## Exercise aim
List each line in which the string "text" appears.

Records from a collection:
+ + + + +

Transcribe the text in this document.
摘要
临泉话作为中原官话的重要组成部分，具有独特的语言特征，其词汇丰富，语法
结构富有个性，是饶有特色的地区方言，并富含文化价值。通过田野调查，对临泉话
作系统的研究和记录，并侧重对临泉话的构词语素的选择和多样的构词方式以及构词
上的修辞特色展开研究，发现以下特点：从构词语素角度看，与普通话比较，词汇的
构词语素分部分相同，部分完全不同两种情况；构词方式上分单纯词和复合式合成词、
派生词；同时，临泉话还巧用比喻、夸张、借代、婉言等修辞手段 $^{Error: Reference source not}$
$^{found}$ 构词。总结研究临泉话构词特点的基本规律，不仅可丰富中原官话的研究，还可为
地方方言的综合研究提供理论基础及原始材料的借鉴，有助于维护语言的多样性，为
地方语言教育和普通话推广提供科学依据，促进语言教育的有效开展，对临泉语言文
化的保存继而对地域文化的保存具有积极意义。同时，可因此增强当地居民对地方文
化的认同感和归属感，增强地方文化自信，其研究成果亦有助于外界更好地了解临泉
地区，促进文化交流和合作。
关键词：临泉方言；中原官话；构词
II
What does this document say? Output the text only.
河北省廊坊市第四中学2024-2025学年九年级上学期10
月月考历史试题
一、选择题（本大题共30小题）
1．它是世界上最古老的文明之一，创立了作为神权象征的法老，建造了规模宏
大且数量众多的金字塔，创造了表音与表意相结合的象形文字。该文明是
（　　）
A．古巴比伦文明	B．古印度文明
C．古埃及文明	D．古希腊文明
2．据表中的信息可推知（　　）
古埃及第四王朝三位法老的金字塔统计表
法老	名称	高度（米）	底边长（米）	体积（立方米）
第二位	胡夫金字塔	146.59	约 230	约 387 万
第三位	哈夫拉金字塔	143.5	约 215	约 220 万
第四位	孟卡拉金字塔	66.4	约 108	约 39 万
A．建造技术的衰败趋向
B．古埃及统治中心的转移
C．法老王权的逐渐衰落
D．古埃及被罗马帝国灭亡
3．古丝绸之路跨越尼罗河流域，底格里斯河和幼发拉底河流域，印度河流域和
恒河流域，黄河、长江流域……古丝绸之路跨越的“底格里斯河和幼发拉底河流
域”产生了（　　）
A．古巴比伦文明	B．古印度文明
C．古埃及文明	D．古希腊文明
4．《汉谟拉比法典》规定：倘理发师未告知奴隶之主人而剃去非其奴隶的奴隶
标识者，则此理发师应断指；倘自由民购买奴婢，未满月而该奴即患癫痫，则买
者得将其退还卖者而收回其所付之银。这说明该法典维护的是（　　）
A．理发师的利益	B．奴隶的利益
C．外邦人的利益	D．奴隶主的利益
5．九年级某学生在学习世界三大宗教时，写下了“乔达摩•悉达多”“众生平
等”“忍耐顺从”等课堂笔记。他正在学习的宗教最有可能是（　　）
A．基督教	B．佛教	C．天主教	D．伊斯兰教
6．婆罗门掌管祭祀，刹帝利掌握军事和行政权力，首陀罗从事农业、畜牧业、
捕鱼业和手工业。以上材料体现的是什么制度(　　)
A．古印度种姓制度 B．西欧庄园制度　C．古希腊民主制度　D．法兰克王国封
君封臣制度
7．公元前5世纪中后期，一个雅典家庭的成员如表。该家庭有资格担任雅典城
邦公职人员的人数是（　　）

+ + + + +

## The answer
Transcribe the text in this document.
What does this document say? Output the text only.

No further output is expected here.